- What this task involves:
Filter the records below and copy every line containing the word "document".

- Given information:
____

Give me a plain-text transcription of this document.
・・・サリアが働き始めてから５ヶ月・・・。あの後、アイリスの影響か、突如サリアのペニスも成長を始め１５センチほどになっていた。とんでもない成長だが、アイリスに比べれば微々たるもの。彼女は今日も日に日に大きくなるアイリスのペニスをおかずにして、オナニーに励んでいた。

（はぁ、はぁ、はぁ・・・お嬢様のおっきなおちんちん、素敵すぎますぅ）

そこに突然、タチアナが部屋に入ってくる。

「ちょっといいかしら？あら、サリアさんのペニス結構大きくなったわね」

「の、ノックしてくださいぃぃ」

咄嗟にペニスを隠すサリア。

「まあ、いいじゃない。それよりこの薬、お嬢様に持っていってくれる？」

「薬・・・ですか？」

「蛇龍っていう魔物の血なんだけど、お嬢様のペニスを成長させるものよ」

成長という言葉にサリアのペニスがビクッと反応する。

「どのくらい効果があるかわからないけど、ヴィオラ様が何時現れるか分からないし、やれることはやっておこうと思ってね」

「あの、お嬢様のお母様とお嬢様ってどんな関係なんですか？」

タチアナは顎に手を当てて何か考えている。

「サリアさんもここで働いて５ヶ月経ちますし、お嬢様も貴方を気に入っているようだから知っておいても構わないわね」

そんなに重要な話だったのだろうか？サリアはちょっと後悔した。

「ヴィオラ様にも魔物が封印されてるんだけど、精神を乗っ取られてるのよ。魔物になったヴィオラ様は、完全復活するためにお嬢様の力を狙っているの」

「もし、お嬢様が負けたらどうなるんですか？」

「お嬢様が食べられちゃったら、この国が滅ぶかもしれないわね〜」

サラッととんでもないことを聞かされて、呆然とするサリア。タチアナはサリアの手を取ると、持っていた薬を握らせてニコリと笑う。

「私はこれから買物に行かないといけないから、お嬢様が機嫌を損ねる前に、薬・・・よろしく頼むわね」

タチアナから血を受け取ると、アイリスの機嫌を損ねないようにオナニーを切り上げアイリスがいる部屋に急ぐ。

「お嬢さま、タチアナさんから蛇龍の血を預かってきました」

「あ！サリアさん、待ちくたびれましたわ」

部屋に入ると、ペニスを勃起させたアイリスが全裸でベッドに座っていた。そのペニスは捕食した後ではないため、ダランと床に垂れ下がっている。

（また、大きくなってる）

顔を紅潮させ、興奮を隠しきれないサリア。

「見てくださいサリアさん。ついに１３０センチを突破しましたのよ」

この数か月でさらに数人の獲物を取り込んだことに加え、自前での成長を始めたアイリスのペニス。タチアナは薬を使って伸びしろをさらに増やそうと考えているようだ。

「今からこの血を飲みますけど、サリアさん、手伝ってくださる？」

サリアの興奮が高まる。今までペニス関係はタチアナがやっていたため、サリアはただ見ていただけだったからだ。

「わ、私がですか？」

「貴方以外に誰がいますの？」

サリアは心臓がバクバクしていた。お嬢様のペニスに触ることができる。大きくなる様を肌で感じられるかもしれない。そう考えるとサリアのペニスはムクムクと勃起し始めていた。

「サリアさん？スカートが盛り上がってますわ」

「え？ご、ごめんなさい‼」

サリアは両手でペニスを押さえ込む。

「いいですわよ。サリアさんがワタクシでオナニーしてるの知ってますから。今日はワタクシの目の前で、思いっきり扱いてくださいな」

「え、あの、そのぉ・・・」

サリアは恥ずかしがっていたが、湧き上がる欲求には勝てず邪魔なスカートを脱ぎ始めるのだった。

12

____

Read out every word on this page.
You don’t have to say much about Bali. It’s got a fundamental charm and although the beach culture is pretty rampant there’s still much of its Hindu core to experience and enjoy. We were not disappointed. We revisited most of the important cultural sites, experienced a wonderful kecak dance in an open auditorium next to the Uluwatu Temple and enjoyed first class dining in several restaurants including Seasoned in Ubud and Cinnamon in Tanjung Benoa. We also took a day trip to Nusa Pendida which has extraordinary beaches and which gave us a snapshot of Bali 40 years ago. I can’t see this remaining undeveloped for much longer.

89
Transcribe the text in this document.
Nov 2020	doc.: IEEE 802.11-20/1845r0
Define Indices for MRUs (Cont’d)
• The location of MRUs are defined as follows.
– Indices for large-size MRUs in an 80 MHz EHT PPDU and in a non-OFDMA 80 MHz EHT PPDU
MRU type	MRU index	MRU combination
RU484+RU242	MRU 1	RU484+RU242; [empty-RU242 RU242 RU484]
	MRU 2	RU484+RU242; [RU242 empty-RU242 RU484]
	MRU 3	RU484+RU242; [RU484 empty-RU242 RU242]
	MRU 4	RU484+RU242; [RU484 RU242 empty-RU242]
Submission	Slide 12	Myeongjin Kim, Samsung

____

- The response:
Give me a plain-text transcription of this document.
Transcribe the text in this document.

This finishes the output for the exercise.